Work to be completed: Go through the material below and copy all lines with "INTERVIEW".

::::::::

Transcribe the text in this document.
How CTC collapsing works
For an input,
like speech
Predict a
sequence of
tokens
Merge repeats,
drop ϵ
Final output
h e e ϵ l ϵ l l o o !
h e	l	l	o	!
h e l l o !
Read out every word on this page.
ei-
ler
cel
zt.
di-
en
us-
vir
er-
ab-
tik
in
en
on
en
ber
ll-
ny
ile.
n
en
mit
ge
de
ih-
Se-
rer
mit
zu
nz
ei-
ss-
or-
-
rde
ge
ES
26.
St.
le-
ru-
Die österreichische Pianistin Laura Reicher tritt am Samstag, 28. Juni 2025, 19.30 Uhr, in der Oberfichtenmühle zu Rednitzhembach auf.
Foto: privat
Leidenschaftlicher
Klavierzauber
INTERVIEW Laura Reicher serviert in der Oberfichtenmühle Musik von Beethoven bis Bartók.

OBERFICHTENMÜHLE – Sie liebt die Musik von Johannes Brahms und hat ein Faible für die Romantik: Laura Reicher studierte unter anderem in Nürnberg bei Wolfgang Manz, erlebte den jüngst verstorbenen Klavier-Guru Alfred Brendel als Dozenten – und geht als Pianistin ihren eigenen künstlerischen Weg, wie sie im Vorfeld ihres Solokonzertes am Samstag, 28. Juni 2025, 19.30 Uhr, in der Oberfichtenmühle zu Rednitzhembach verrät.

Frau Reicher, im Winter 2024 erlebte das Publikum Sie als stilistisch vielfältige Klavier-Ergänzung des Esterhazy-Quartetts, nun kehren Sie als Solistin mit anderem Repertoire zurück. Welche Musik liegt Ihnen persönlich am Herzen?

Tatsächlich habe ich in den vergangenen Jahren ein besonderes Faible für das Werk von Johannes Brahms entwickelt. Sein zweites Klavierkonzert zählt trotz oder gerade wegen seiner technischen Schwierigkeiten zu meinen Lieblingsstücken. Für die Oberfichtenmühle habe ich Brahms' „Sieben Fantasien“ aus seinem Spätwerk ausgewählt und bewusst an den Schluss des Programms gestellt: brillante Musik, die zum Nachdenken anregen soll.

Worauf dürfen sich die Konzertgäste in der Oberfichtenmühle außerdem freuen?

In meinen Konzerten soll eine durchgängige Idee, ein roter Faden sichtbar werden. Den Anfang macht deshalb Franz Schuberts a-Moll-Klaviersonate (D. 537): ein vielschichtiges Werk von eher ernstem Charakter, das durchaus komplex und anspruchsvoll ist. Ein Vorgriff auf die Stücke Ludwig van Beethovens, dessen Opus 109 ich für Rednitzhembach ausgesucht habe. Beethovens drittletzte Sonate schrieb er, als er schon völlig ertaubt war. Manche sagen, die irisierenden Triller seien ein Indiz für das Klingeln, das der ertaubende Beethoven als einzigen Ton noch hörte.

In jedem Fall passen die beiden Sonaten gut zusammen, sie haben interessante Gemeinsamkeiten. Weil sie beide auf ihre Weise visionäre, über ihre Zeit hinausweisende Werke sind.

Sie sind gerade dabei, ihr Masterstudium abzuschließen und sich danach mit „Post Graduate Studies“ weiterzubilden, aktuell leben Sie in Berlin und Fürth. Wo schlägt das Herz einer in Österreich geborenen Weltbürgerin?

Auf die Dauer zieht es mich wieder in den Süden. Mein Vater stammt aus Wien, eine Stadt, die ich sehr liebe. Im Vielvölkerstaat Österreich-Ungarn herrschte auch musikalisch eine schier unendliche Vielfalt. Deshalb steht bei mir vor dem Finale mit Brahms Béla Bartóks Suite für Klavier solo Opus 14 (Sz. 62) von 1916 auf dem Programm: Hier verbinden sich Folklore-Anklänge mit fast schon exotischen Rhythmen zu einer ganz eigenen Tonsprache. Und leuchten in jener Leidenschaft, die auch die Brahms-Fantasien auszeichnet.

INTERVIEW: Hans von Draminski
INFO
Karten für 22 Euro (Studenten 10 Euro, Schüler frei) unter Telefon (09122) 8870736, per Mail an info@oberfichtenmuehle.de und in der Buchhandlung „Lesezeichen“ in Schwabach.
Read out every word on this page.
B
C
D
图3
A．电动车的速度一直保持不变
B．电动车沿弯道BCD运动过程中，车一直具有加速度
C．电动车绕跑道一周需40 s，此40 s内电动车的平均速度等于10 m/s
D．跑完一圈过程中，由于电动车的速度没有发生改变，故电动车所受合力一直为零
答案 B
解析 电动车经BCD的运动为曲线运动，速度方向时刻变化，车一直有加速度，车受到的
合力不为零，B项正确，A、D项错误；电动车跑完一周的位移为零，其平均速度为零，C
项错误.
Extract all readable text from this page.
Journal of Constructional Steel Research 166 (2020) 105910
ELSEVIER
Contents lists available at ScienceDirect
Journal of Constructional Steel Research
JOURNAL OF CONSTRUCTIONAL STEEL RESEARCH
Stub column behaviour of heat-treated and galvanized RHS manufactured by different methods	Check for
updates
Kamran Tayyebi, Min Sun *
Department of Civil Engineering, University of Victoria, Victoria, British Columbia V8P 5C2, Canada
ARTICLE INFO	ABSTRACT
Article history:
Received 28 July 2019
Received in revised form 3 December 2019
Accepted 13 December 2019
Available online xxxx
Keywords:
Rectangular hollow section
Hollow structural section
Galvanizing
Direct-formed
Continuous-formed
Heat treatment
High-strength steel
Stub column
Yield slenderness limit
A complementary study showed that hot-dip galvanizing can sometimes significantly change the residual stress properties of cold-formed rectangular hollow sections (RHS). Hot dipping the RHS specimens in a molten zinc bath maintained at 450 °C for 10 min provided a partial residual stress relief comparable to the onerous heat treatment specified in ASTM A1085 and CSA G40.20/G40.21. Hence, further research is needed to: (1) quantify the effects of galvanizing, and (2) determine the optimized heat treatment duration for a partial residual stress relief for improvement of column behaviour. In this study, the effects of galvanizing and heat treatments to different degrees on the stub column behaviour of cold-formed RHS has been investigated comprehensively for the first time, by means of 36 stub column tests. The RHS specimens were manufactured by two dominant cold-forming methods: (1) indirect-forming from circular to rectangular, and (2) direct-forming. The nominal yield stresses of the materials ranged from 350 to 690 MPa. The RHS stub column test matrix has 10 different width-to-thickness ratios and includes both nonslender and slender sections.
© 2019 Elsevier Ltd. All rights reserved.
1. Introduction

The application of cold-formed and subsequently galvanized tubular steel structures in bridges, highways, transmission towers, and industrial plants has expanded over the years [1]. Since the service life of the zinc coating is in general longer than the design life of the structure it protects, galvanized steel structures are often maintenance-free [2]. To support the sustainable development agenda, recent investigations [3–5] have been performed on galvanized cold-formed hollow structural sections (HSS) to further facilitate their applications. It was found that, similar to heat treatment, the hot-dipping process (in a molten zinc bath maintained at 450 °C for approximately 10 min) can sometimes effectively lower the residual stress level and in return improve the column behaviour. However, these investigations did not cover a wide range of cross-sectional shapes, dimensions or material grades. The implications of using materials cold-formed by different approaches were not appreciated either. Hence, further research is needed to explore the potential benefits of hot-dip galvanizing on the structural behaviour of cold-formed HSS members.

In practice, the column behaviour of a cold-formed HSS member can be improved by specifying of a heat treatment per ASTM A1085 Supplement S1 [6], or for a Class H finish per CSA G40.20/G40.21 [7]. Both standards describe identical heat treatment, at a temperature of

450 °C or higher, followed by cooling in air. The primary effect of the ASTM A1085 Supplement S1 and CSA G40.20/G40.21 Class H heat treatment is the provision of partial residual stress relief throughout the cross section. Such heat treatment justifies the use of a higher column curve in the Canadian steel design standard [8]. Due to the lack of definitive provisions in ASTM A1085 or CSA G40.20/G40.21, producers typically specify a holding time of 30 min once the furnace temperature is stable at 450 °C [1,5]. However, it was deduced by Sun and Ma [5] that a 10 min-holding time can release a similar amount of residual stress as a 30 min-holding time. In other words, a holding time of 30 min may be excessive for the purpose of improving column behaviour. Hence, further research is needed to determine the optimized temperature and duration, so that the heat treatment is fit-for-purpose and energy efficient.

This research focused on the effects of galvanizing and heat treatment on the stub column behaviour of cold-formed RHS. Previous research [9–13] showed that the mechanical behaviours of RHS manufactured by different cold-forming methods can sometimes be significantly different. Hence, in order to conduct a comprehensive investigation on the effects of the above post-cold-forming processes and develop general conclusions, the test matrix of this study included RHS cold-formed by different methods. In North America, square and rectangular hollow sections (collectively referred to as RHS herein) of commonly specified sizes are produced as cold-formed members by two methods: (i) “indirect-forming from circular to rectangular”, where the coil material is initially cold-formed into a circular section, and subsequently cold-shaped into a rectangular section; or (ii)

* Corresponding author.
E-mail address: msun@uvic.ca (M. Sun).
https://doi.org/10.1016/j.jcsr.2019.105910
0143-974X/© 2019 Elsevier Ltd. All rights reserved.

::::::::

Correct answer:
INTERVIEW Laura Reicher serviert in der Oberfichtenmühle Musik von Beethoven bis Bartók.
INTERVIEW: Hans von Draminski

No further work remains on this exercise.